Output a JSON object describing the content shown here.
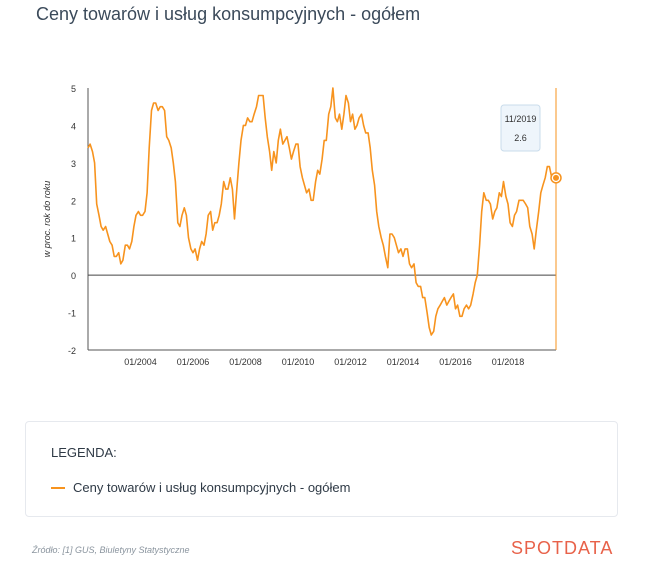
{
  "title": "Ceny towarów i usług konsumpcyjnych - ogółem",
  "legend": {
    "title": "LEGENDA:",
    "item": "Ceny towarów i usług konsumpcyjnych - ogółem"
  },
  "source": "Źródło: [1] GUS, Biuletyny Statystyczne",
  "brand": "SPOTDATA",
  "colors": {
    "series": "#f7931e",
    "brand": "#e8624a",
    "title": "#3b4a5a"
  },
  "chart_data": {
    "type": "line",
    "ylabel": "w proc. rok do roku",
    "ylim": [
      -2,
      5
    ],
    "yticks": [
      -2,
      -1,
      0,
      1,
      2,
      3,
      4,
      5
    ],
    "xlim": [
      2002.0,
      2019.83
    ],
    "xticks": [
      {
        "x": 2004.0,
        "label": "01/2004"
      },
      {
        "x": 2006.0,
        "label": "01/2006"
      },
      {
        "x": 2008.0,
        "label": "01/2008"
      },
      {
        "x": 2010.0,
        "label": "01/2010"
      },
      {
        "x": 2012.0,
        "label": "01/2012"
      },
      {
        "x": 2014.0,
        "label": "01/2014"
      },
      {
        "x": 2016.0,
        "label": "01/2016"
      },
      {
        "x": 2018.0,
        "label": "01/2018"
      }
    ],
    "tooltip": {
      "date": "11/2019",
      "value": "2.6"
    },
    "series": [
      {
        "name": "Ceny towarów i usług konsumpcyjnych - ogółem",
        "points": [
          [
            2002.0,
            3.4
          ],
          [
            2002.08,
            3.5
          ],
          [
            2002.17,
            3.3
          ],
          [
            2002.25,
            3.0
          ],
          [
            2002.33,
            1.9
          ],
          [
            2002.42,
            1.6
          ],
          [
            2002.5,
            1.3
          ],
          [
            2002.58,
            1.2
          ],
          [
            2002.67,
            1.3
          ],
          [
            2002.75,
            1.1
          ],
          [
            2002.83,
            0.9
          ],
          [
            2002.92,
            0.8
          ],
          [
            2003.0,
            0.5
          ],
          [
            2003.08,
            0.5
          ],
          [
            2003.17,
            0.6
          ],
          [
            2003.25,
            0.3
          ],
          [
            2003.33,
            0.4
          ],
          [
            2003.42,
            0.8
          ],
          [
            2003.5,
            0.8
          ],
          [
            2003.58,
            0.7
          ],
          [
            2003.67,
            0.9
          ],
          [
            2003.75,
            1.3
          ],
          [
            2003.83,
            1.6
          ],
          [
            2003.92,
            1.7
          ],
          [
            2004.0,
            1.6
          ],
          [
            2004.08,
            1.6
          ],
          [
            2004.17,
            1.7
          ],
          [
            2004.25,
            2.2
          ],
          [
            2004.33,
            3.4
          ],
          [
            2004.42,
            4.4
          ],
          [
            2004.5,
            4.6
          ],
          [
            2004.58,
            4.6
          ],
          [
            2004.67,
            4.4
          ],
          [
            2004.75,
            4.5
          ],
          [
            2004.83,
            4.5
          ],
          [
            2004.92,
            4.4
          ],
          [
            2005.0,
            3.7
          ],
          [
            2005.08,
            3.6
          ],
          [
            2005.17,
            3.4
          ],
          [
            2005.25,
            3.0
          ],
          [
            2005.33,
            2.5
          ],
          [
            2005.42,
            1.4
          ],
          [
            2005.5,
            1.3
          ],
          [
            2005.58,
            1.6
          ],
          [
            2005.67,
            1.8
          ],
          [
            2005.75,
            1.6
          ],
          [
            2005.83,
            1.0
          ],
          [
            2005.92,
            0.7
          ],
          [
            2006.0,
            0.6
          ],
          [
            2006.08,
            0.7
          ],
          [
            2006.17,
            0.4
          ],
          [
            2006.25,
            0.7
          ],
          [
            2006.33,
            0.9
          ],
          [
            2006.42,
            0.8
          ],
          [
            2006.5,
            1.1
          ],
          [
            2006.58,
            1.6
          ],
          [
            2006.67,
            1.7
          ],
          [
            2006.75,
            1.2
          ],
          [
            2006.83,
            1.4
          ],
          [
            2006.92,
            1.4
          ],
          [
            2007.0,
            1.6
          ],
          [
            2007.08,
            1.9
          ],
          [
            2007.17,
            2.5
          ],
          [
            2007.25,
            2.3
          ],
          [
            2007.33,
            2.3
          ],
          [
            2007.42,
            2.6
          ],
          [
            2007.5,
            2.3
          ],
          [
            2007.58,
            1.5
          ],
          [
            2007.67,
            2.3
          ],
          [
            2007.75,
            3.0
          ],
          [
            2007.83,
            3.6
          ],
          [
            2007.92,
            4.0
          ],
          [
            2008.0,
            4.0
          ],
          [
            2008.08,
            4.2
          ],
          [
            2008.17,
            4.1
          ],
          [
            2008.25,
            4.1
          ],
          [
            2008.33,
            4.3
          ],
          [
            2008.42,
            4.5
          ],
          [
            2008.5,
            4.8
          ],
          [
            2008.58,
            4.8
          ],
          [
            2008.67,
            4.8
          ],
          [
            2008.75,
            4.2
          ],
          [
            2008.83,
            3.7
          ],
          [
            2008.92,
            3.3
          ],
          [
            2009.0,
            2.8
          ],
          [
            2009.08,
            3.3
          ],
          [
            2009.17,
            3.0
          ],
          [
            2009.25,
            3.6
          ],
          [
            2009.33,
            3.9
          ],
          [
            2009.42,
            3.5
          ],
          [
            2009.5,
            3.6
          ],
          [
            2009.58,
            3.7
          ],
          [
            2009.67,
            3.4
          ],
          [
            2009.75,
            3.1
          ],
          [
            2009.83,
            3.3
          ],
          [
            2009.92,
            3.5
          ],
          [
            2010.0,
            3.5
          ],
          [
            2010.08,
            2.9
          ],
          [
            2010.17,
            2.6
          ],
          [
            2010.25,
            2.4
          ],
          [
            2010.33,
            2.2
          ],
          [
            2010.42,
            2.3
          ],
          [
            2010.5,
            2.0
          ],
          [
            2010.58,
            2.0
          ],
          [
            2010.67,
            2.5
          ],
          [
            2010.75,
            2.8
          ],
          [
            2010.83,
            2.7
          ],
          [
            2010.92,
            3.1
          ],
          [
            2011.0,
            3.6
          ],
          [
            2011.08,
            3.6
          ],
          [
            2011.17,
            4.3
          ],
          [
            2011.25,
            4.5
          ],
          [
            2011.33,
            5.0
          ],
          [
            2011.42,
            4.2
          ],
          [
            2011.5,
            4.1
          ],
          [
            2011.58,
            4.3
          ],
          [
            2011.67,
            3.9
          ],
          [
            2011.75,
            4.3
          ],
          [
            2011.83,
            4.8
          ],
          [
            2011.92,
            4.6
          ],
          [
            2012.0,
            4.1
          ],
          [
            2012.08,
            4.3
          ],
          [
            2012.17,
            3.9
          ],
          [
            2012.25,
            4.0
          ],
          [
            2012.33,
            4.2
          ],
          [
            2012.42,
            4.3
          ],
          [
            2012.5,
            4.0
          ],
          [
            2012.58,
            3.8
          ],
          [
            2012.67,
            3.8
          ],
          [
            2012.75,
            3.4
          ],
          [
            2012.83,
            2.8
          ],
          [
            2012.92,
            2.4
          ],
          [
            2013.0,
            1.7
          ],
          [
            2013.08,
            1.3
          ],
          [
            2013.17,
            1.0
          ],
          [
            2013.25,
            0.8
          ],
          [
            2013.33,
            0.5
          ],
          [
            2013.42,
            0.2
          ],
          [
            2013.5,
            1.1
          ],
          [
            2013.58,
            1.1
          ],
          [
            2013.67,
            1.0
          ],
          [
            2013.75,
            0.8
          ],
          [
            2013.83,
            0.6
          ],
          [
            2013.92,
            0.7
          ],
          [
            2014.0,
            0.5
          ],
          [
            2014.08,
            0.7
          ],
          [
            2014.17,
            0.7
          ],
          [
            2014.25,
            0.3
          ],
          [
            2014.33,
            0.2
          ],
          [
            2014.42,
            0.3
          ],
          [
            2014.5,
            -0.2
          ],
          [
            2014.58,
            -0.3
          ],
          [
            2014.67,
            -0.3
          ],
          [
            2014.75,
            -0.6
          ],
          [
            2014.83,
            -0.6
          ],
          [
            2014.92,
            -1.0
          ],
          [
            2015.0,
            -1.4
          ],
          [
            2015.08,
            -1.6
          ],
          [
            2015.17,
            -1.5
          ],
          [
            2015.25,
            -1.1
          ],
          [
            2015.33,
            -0.9
          ],
          [
            2015.42,
            -0.8
          ],
          [
            2015.5,
            -0.7
          ],
          [
            2015.58,
            -0.6
          ],
          [
            2015.67,
            -0.8
          ],
          [
            2015.75,
            -0.7
          ],
          [
            2015.83,
            -0.6
          ],
          [
            2015.92,
            -0.5
          ],
          [
            2016.0,
            -0.9
          ],
          [
            2016.08,
            -0.8
          ],
          [
            2016.17,
            -1.1
          ],
          [
            2016.25,
            -1.1
          ],
          [
            2016.33,
            -0.9
          ],
          [
            2016.42,
            -0.8
          ],
          [
            2016.5,
            -0.9
          ],
          [
            2016.58,
            -0.8
          ],
          [
            2016.67,
            -0.5
          ],
          [
            2016.75,
            -0.2
          ],
          [
            2016.83,
            0.0
          ],
          [
            2016.92,
            0.8
          ],
          [
            2017.0,
            1.7
          ],
          [
            2017.08,
            2.2
          ],
          [
            2017.17,
            2.0
          ],
          [
            2017.25,
            2.0
          ],
          [
            2017.33,
            1.9
          ],
          [
            2017.42,
            1.5
          ],
          [
            2017.5,
            1.7
          ],
          [
            2017.58,
            1.8
          ],
          [
            2017.67,
            2.2
          ],
          [
            2017.75,
            2.1
          ],
          [
            2017.83,
            2.5
          ],
          [
            2017.92,
            2.1
          ],
          [
            2018.0,
            1.9
          ],
          [
            2018.08,
            1.4
          ],
          [
            2018.17,
            1.3
          ],
          [
            2018.25,
            1.6
          ],
          [
            2018.33,
            1.7
          ],
          [
            2018.42,
            2.0
          ],
          [
            2018.5,
            2.0
          ],
          [
            2018.58,
            2.0
          ],
          [
            2018.67,
            1.9
          ],
          [
            2018.75,
            1.8
          ],
          [
            2018.83,
            1.3
          ],
          [
            2018.92,
            1.1
          ],
          [
            2019.0,
            0.7
          ],
          [
            2019.08,
            1.2
          ],
          [
            2019.17,
            1.7
          ],
          [
            2019.25,
            2.2
          ],
          [
            2019.33,
            2.4
          ],
          [
            2019.42,
            2.6
          ],
          [
            2019.5,
            2.9
          ],
          [
            2019.58,
            2.9
          ],
          [
            2019.67,
            2.6
          ],
          [
            2019.75,
            2.5
          ],
          [
            2019.83,
            2.6
          ]
        ]
      }
    ]
  }
}
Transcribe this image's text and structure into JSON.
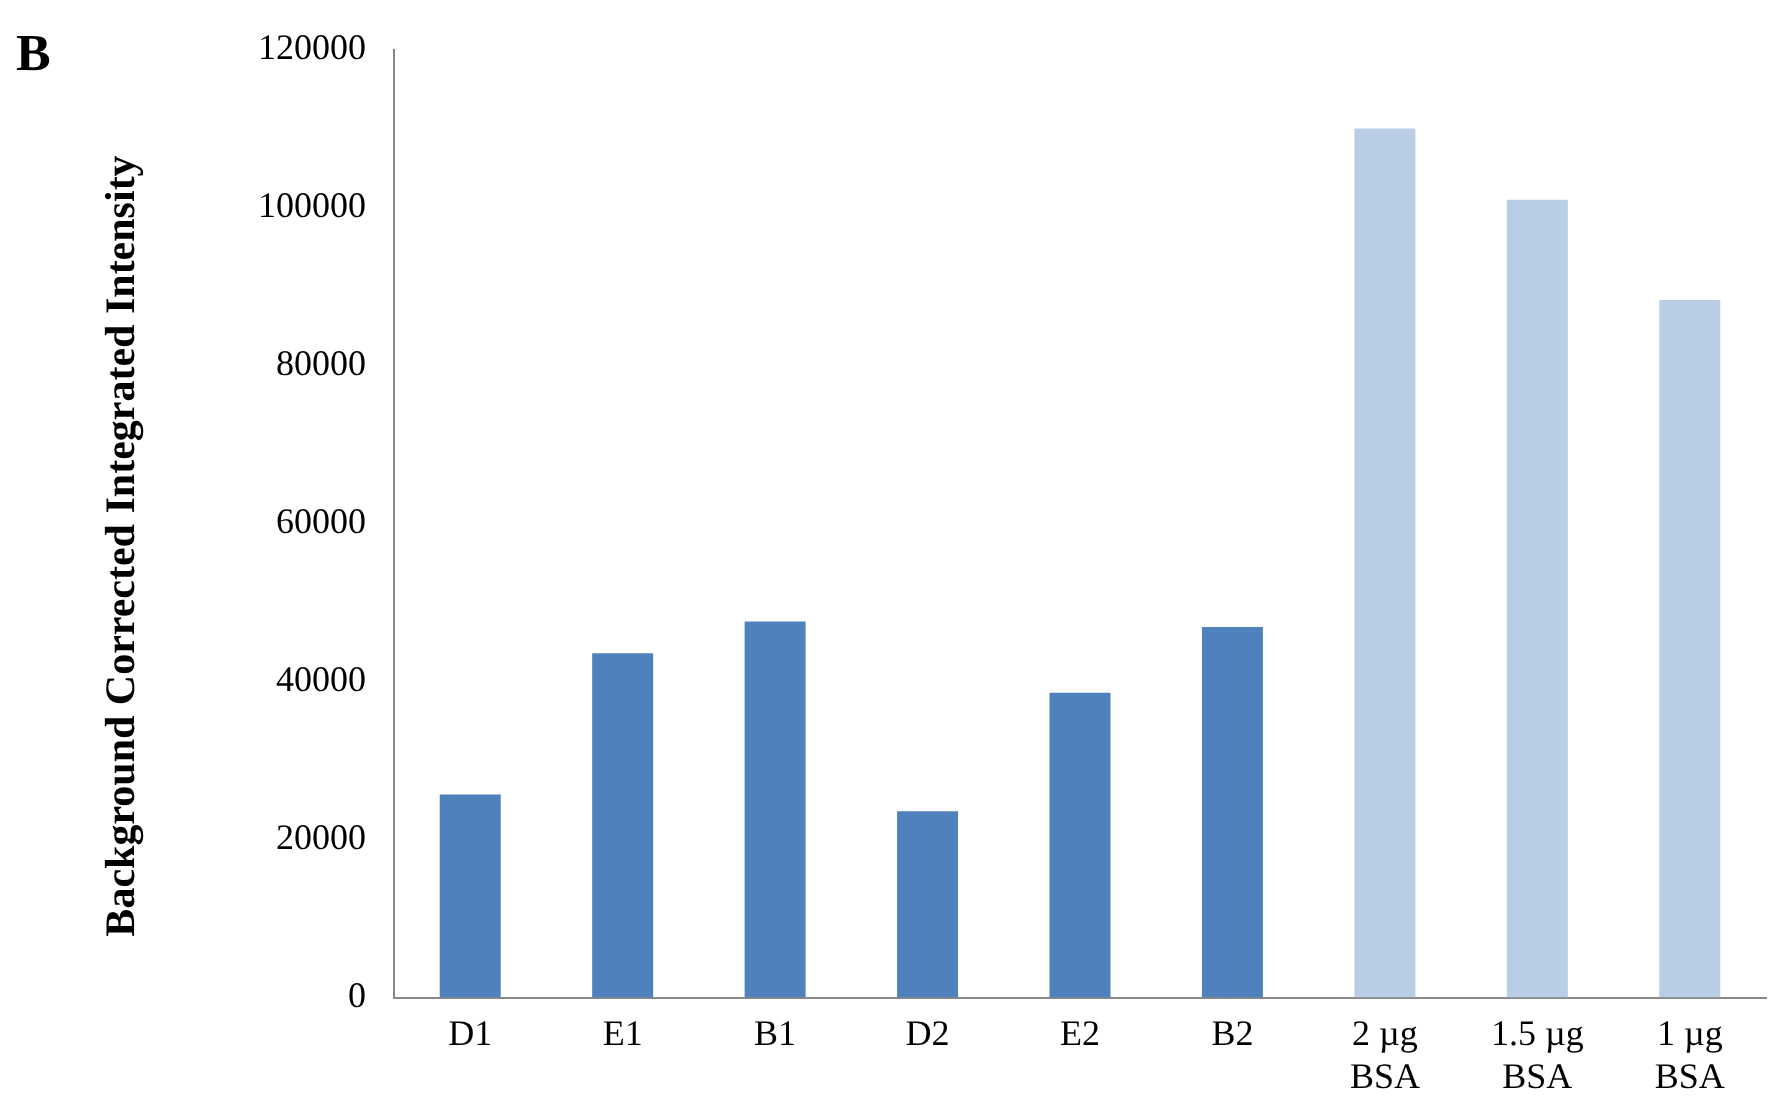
{
  "chart_data": {
    "type": "bar",
    "ylabel": "Background Corrected Integrated Intensity",
    "annotations": [
      "B"
    ],
    "categories": [
      "D1",
      "E1",
      "B1",
      "D2",
      "E2",
      "B2",
      "2 µg BSA",
      "1.5 µg BSA",
      "1 µg BSA"
    ],
    "values": [
      25700,
      43600,
      47600,
      23600,
      38600,
      46900,
      110000,
      101000,
      88300
    ],
    "colors": [
      "#4f81bd",
      "#4f81bd",
      "#4f81bd",
      "#4f81bd",
      "#4f81bd",
      "#4f81bd",
      "#b9cde5",
      "#b9cde5",
      "#b9cde5"
    ],
    "ylim": [
      0,
      120000
    ],
    "yticks": [
      0,
      20000,
      40000,
      60000,
      80000,
      100000,
      120000
    ],
    "grid": false,
    "legend": false
  }
}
-.-.-
What the exercise asks
In the entries above, find the lines containing the word "ogółem" and say how many there are, with no other words.

Full solution
3